### [Written problem]
Starting at the line containing "UI element localization: list" and ending after the line containing "legend-swatch xyxy=(422,88,439,90)", write those entries out again with "legend-swatch" switched to "legend-marker" and everything else left unchanged.

### [Record set]
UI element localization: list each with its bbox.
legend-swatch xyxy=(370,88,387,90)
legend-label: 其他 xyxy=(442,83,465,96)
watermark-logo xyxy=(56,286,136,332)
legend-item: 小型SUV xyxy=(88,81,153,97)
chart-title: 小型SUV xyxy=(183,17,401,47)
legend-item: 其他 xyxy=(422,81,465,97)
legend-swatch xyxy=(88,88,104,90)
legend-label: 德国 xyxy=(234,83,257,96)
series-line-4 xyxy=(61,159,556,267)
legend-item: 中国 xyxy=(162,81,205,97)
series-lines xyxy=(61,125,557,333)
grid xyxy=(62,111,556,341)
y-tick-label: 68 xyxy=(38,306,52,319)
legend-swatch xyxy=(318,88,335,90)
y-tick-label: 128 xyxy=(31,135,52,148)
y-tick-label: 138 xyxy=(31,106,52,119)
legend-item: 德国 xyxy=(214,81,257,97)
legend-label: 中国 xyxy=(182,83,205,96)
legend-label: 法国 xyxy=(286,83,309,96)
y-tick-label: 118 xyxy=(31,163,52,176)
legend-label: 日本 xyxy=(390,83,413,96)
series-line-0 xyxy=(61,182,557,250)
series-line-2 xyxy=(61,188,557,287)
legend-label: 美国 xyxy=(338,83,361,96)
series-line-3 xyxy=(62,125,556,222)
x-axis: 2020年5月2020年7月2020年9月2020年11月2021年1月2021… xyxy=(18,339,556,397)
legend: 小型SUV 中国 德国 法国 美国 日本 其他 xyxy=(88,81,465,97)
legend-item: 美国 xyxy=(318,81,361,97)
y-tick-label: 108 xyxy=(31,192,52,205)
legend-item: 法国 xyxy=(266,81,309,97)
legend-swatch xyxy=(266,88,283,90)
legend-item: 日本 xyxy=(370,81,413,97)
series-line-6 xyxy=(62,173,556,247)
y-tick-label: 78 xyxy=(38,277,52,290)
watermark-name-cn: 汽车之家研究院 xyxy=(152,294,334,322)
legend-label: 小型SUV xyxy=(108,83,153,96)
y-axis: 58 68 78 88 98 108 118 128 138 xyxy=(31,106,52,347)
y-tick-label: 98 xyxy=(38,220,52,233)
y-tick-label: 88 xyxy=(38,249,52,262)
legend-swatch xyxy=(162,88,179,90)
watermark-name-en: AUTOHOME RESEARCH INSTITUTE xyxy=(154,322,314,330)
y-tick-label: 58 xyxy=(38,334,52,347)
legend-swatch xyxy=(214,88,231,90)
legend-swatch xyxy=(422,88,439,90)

* * *

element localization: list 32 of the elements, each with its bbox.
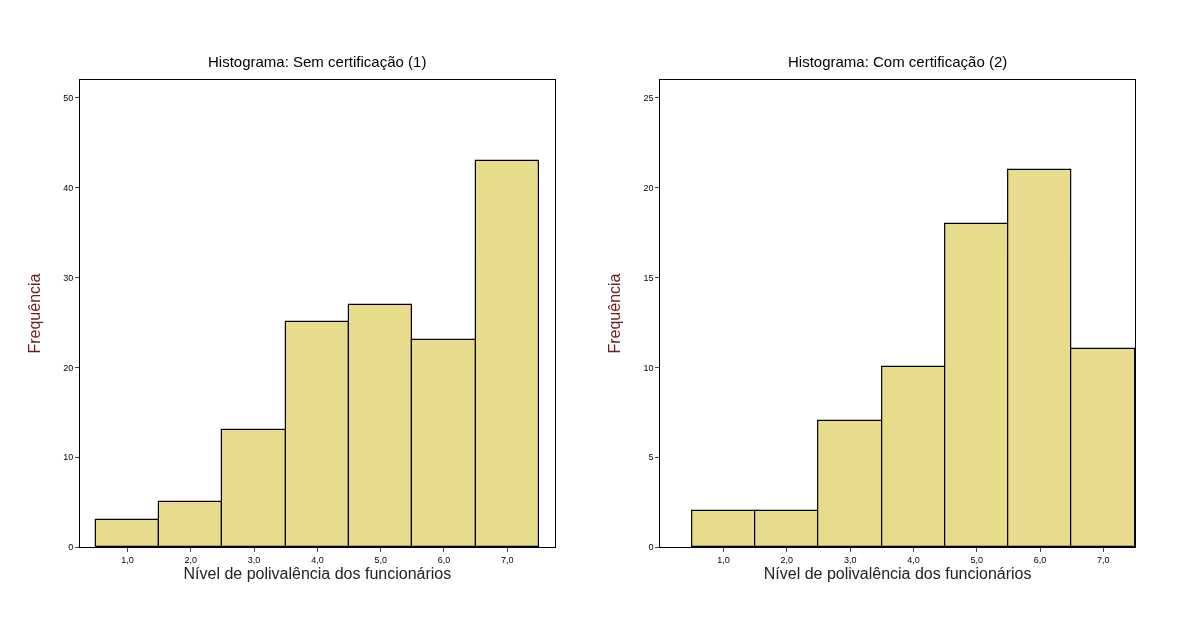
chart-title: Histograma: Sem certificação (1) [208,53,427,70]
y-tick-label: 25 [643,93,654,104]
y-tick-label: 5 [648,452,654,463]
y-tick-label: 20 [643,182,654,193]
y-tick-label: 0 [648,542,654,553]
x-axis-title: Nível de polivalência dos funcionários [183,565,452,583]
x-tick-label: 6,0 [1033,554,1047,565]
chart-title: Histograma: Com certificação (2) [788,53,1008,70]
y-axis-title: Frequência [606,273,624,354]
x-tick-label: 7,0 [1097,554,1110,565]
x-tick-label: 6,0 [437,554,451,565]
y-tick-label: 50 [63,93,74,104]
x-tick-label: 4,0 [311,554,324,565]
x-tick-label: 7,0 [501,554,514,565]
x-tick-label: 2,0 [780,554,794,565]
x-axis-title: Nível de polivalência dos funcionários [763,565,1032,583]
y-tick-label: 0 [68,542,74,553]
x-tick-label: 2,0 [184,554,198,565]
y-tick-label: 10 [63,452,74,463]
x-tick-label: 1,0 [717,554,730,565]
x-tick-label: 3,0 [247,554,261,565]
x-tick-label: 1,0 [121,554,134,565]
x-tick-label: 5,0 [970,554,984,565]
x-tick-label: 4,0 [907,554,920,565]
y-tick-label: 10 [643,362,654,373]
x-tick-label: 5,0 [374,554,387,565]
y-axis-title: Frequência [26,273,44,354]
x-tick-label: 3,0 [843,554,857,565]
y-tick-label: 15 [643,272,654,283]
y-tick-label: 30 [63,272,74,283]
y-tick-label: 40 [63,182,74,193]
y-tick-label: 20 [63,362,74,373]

### [Finished task]
UI element localization: list each with its bbox.
legend-marker xyxy=(370,88,387,90)
legend-label: 其他 xyxy=(442,83,465,96)
watermark-logo xyxy=(56,286,136,332)
legend-item: 小型SUV xyxy=(88,81,153,97)
chart-title: 小型SUV xyxy=(183,17,401,47)
legend-item: 其他 xyxy=(422,81,465,97)
legend-marker xyxy=(88,88,104,90)
legend-label: 德国 xyxy=(234,83,257,96)
series-line-4 xyxy=(61,159,556,267)
legend-item: 中国 xyxy=(162,81,205,97)
series-lines xyxy=(61,125,557,333)
grid xyxy=(62,111,556,341)
y-tick-label: 68 xyxy=(38,306,52,319)
legend-marker xyxy=(318,88,335,90)
y-tick-label: 128 xyxy=(31,135,52,148)
y-tick-label: 138 xyxy=(31,106,52,119)
legend-item: 德国 xyxy=(214,81,257,97)
legend-label: 中国 xyxy=(182,83,205,96)
legend-label: 法国 xyxy=(286,83,309,96)
y-tick-label: 118 xyxy=(31,163,52,176)
legend-label: 日本 xyxy=(390,83,413,96)
series-line-0 xyxy=(61,182,557,250)
series-line-2 xyxy=(61,188,557,287)
legend-label: 美国 xyxy=(338,83,361,96)
series-line-3 xyxy=(62,125,556,222)
x-axis: 2020年5月2020年7月2020年9月2020年11月2021年1月2021… xyxy=(18,339,556,397)
legend: 小型SUV 中国 德国 法国 美国 日本 其他 xyxy=(88,81,465,97)
legend-item: 美国 xyxy=(318,81,361,97)
y-tick-label: 108 xyxy=(31,192,52,205)
legend-item: 法国 xyxy=(266,81,309,97)
legend-marker xyxy=(266,88,283,90)
legend-item: 日本 xyxy=(370,81,413,97)
series-line-6 xyxy=(62,173,556,247)
y-tick-label: 78 xyxy=(38,277,52,290)
watermark-name-cn: 汽车之家研究院 xyxy=(152,294,334,322)
legend-label: 小型SUV xyxy=(108,83,153,96)
y-axis: 58 68 78 88 98 108 118 128 138 xyxy=(31,106,52,347)
y-tick-label: 98 xyxy=(38,220,52,233)
y-tick-label: 88 xyxy=(38,249,52,262)
legend-marker xyxy=(162,88,179,90)
watermark-name-en: AUTOHOME RESEARCH INSTITUTE xyxy=(154,322,314,330)
y-tick-label: 58 xyxy=(38,334,52,347)
legend-marker xyxy=(214,88,231,90)
legend-marker xyxy=(422,88,439,90)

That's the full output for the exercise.